### The request:
Reproduce every line of the material below, but drop the pictures.

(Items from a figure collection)
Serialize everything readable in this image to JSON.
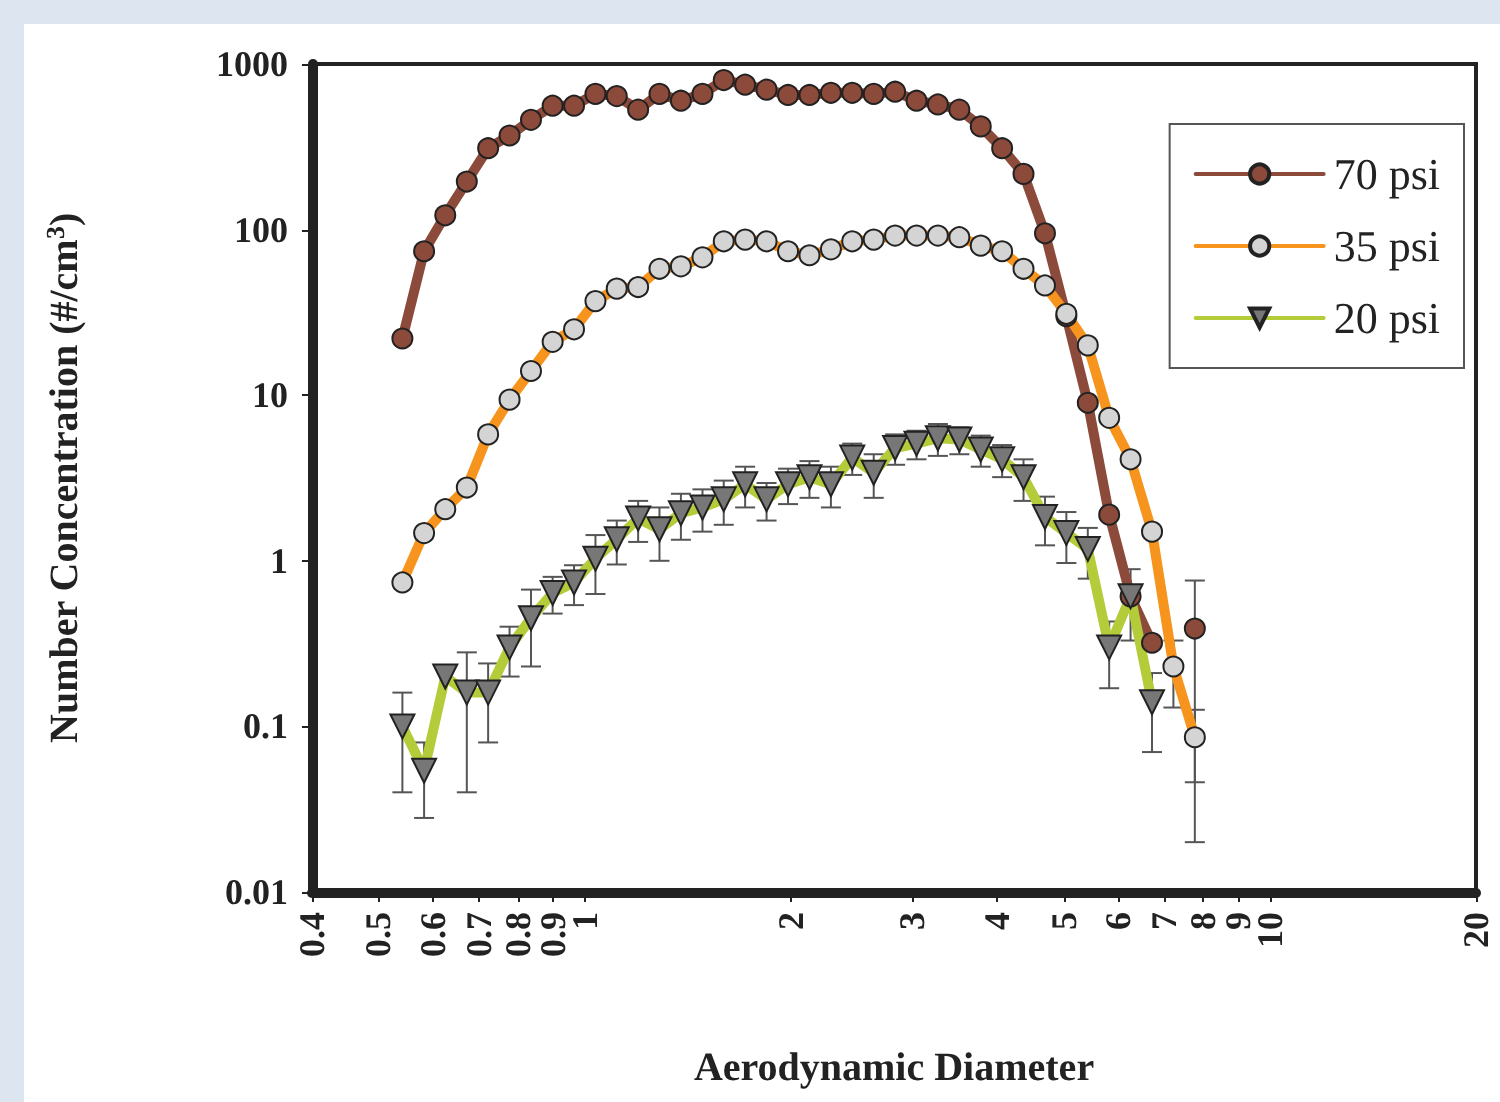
{
  "chart_data": {
    "type": "line",
    "xlabel": "Aerodynamic Diameter",
    "ylabel": "Number Concentration (#/cm$^{3}$)",
    "x": [
      0.542,
      0.583,
      0.626,
      0.673,
      0.723,
      0.777,
      0.835,
      0.898,
      0.965,
      1.037,
      1.114,
      1.197,
      1.286,
      1.382,
      1.486,
      1.596,
      1.715,
      1.843,
      1.981,
      2.129,
      2.288,
      2.458,
      2.642,
      2.839,
      3.051,
      3.278,
      3.523,
      3.786,
      4.068,
      4.371,
      4.698,
      5.048,
      5.425,
      5.829,
      6.264,
      6.732,
      7.234,
      7.774
    ],
    "series": [
      {
        "name": "70 psi",
        "color": "#8c4a3a",
        "marker": "circle",
        "values": [
          22,
          74,
          122,
          195,
          310,
          370,
          460,
          560,
          560,
          660,
          640,
          530,
          660,
          600,
          660,
          800,
          750,
          700,
          650,
          650,
          670,
          670,
          660,
          680,
          600,
          570,
          530,
          420,
          310,
          217,
          95,
          30,
          9,
          1.9,
          0.61,
          0.32,
          null,
          0.39
        ],
        "errors": [
          null,
          null,
          null,
          null,
          null,
          null,
          null,
          null,
          null,
          null,
          null,
          null,
          null,
          null,
          null,
          null,
          null,
          null,
          null,
          null,
          null,
          null,
          null,
          null,
          null,
          null,
          null,
          null,
          null,
          null,
          null,
          null,
          null,
          null,
          null,
          null,
          null,
          0.37
        ]
      },
      {
        "name": "35 psi",
        "color": "#f7941d",
        "marker": "circle",
        "values": [
          0.74,
          1.47,
          2.05,
          2.77,
          5.8,
          9.4,
          14,
          21,
          25,
          37,
          44,
          45,
          58,
          60,
          68,
          85,
          87,
          85,
          74,
          70,
          76,
          85,
          87,
          92,
          92,
          92,
          90,
          80,
          74,
          58,
          46,
          31,
          20,
          7.3,
          4.1,
          1.5,
          0.23,
          0.086
        ],
        "errors": [
          null,
          null,
          null,
          null,
          null,
          null,
          null,
          null,
          null,
          null,
          null,
          null,
          null,
          null,
          null,
          null,
          null,
          null,
          null,
          null,
          null,
          null,
          null,
          null,
          null,
          null,
          null,
          null,
          null,
          null,
          null,
          null,
          null,
          null,
          null,
          null,
          0.1,
          0.04
        ]
      },
      {
        "name": "20 psi",
        "color": "#b5cc3a",
        "marker": "triangle",
        "values": [
          0.1,
          0.054,
          0.2,
          0.16,
          0.16,
          0.3,
          0.45,
          0.64,
          0.74,
          1.03,
          1.35,
          1.8,
          1.55,
          1.94,
          2.1,
          2.35,
          2.9,
          2.35,
          2.9,
          3.2,
          2.9,
          4.2,
          3.4,
          4.8,
          5.1,
          5.5,
          5.4,
          4.7,
          4.1,
          3.2,
          1.84,
          1.47,
          1.18,
          0.3,
          0.61,
          0.14,
          null,
          null
        ],
        "errors": [
          0.06,
          0.026,
          null,
          0.12,
          0.08,
          0.1,
          0.22,
          0.16,
          0.2,
          0.4,
          0.4,
          0.5,
          0.55,
          0.6,
          0.6,
          0.7,
          0.8,
          0.6,
          0.7,
          0.8,
          0.8,
          0.9,
          1,
          1,
          1,
          1.2,
          1,
          1,
          0.9,
          0.9,
          0.6,
          0.5,
          0.4,
          0.13,
          0.28,
          0.07,
          null,
          null
        ]
      }
    ],
    "log": "xy",
    "xlim": [
      0.4,
      20
    ],
    "ylim": [
      0.01,
      1000
    ],
    "xticks": [
      0.4,
      0.5,
      0.6,
      0.7,
      0.8,
      0.9,
      1,
      2,
      3,
      4,
      5,
      6,
      7,
      8,
      9,
      10,
      20
    ],
    "yticks": [
      0.01,
      0.1,
      1,
      10,
      100,
      1000
    ],
    "grid": false,
    "legend": "top right",
    "line_style": "solid"
  }
}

### Exercise result:
Serialize everything readable in this image to JSON.
{
  "chart_data": {
    "type": "line",
    "xlabel": "Aerodynamic Diameter",
    "ylabel": "Number Concentration (#/cm$^{3}$)",
    "x": [
      0.542,
      0.583,
      0.626,
      0.673,
      0.723,
      0.777,
      0.835,
      0.898,
      0.965,
      1.037,
      1.114,
      1.197,
      1.286,
      1.382,
      1.486,
      1.596,
      1.715,
      1.843,
      1.981,
      2.129,
      2.288,
      2.458,
      2.642,
      2.839,
      3.051,
      3.278,
      3.523,
      3.786,
      4.068,
      4.371,
      4.698,
      5.048,
      5.425,
      5.829,
      6.264,
      6.732,
      7.234,
      7.774
    ],
    "series": [
      {
        "name": "70 psi",
        "color": "#8c4a3a",
        "marker": "circle",
        "values": [
          22,
          74,
          122,
          195,
          310,
          370,
          460,
          560,
          560,
          660,
          640,
          530,
          660,
          600,
          660,
          800,
          750,
          700,
          650,
          650,
          670,
          670,
          660,
          680,
          600,
          570,
          530,
          420,
          310,
          217,
          95,
          30,
          9,
          1.9,
          0.61,
          0.32,
          null,
          0.39
        ],
        "errors": [
          null,
          null,
          null,
          null,
          null,
          null,
          null,
          null,
          null,
          null,
          null,
          null,
          null,
          null,
          null,
          null,
          null,
          null,
          null,
          null,
          null,
          null,
          null,
          null,
          null,
          null,
          null,
          null,
          null,
          null,
          null,
          null,
          null,
          null,
          null,
          null,
          null,
          0.37
        ]
      },
      {
        "name": "35 psi",
        "color": "#f7941d",
        "marker": "circle",
        "values": [
          0.74,
          1.47,
          2.05,
          2.77,
          5.8,
          9.4,
          14,
          21,
          25,
          37,
          44,
          45,
          58,
          60,
          68,
          85,
          87,
          85,
          74,
          70,
          76,
          85,
          87,
          92,
          92,
          92,
          90,
          80,
          74,
          58,
          46,
          31,
          20,
          7.3,
          4.1,
          1.5,
          0.23,
          0.086
        ],
        "errors": [
          null,
          null,
          null,
          null,
          null,
          null,
          null,
          null,
          null,
          null,
          null,
          null,
          null,
          null,
          null,
          null,
          null,
          null,
          null,
          null,
          null,
          null,
          null,
          null,
          null,
          null,
          null,
          null,
          null,
          null,
          null,
          null,
          null,
          null,
          null,
          null,
          0.1,
          0.04
        ]
      },
      {
        "name": "20 psi",
        "color": "#b5cc3a",
        "marker": "triangle",
        "values": [
          0.1,
          0.054,
          0.2,
          0.16,
          0.16,
          0.3,
          0.45,
          0.64,
          0.74,
          1.03,
          1.35,
          1.8,
          1.55,
          1.94,
          2.1,
          2.35,
          2.9,
          2.35,
          2.9,
          3.2,
          2.9,
          4.2,
          3.4,
          4.8,
          5.1,
          5.5,
          5.4,
          4.7,
          4.1,
          3.2,
          1.84,
          1.47,
          1.18,
          0.3,
          0.61,
          0.14,
          null,
          null
        ],
        "errors": [
          0.06,
          0.026,
          null,
          0.12,
          0.08,
          0.1,
          0.22,
          0.16,
          0.2,
          0.4,
          0.4,
          0.5,
          0.55,
          0.6,
          0.6,
          0.7,
          0.8,
          0.6,
          0.7,
          0.8,
          0.8,
          0.9,
          1,
          1,
          1,
          1.2,
          1,
          1,
          0.9,
          0.9,
          0.6,
          0.5,
          0.4,
          0.13,
          0.28,
          0.07,
          null,
          null
        ]
      }
    ],
    "log": "xy",
    "xlim": [
      0.4,
      20
    ],
    "ylim": [
      0.01,
      1000
    ],
    "xticks": [
      0.4,
      0.5,
      0.6,
      0.7,
      0.8,
      0.9,
      1,
      2,
      3,
      4,
      5,
      6,
      7,
      8,
      9,
      10,
      20
    ],
    "yticks": [
      0.01,
      0.1,
      1,
      10,
      100,
      1000
    ],
    "grid": false,
    "legend": "top right",
    "line_style": "solid"
  }
}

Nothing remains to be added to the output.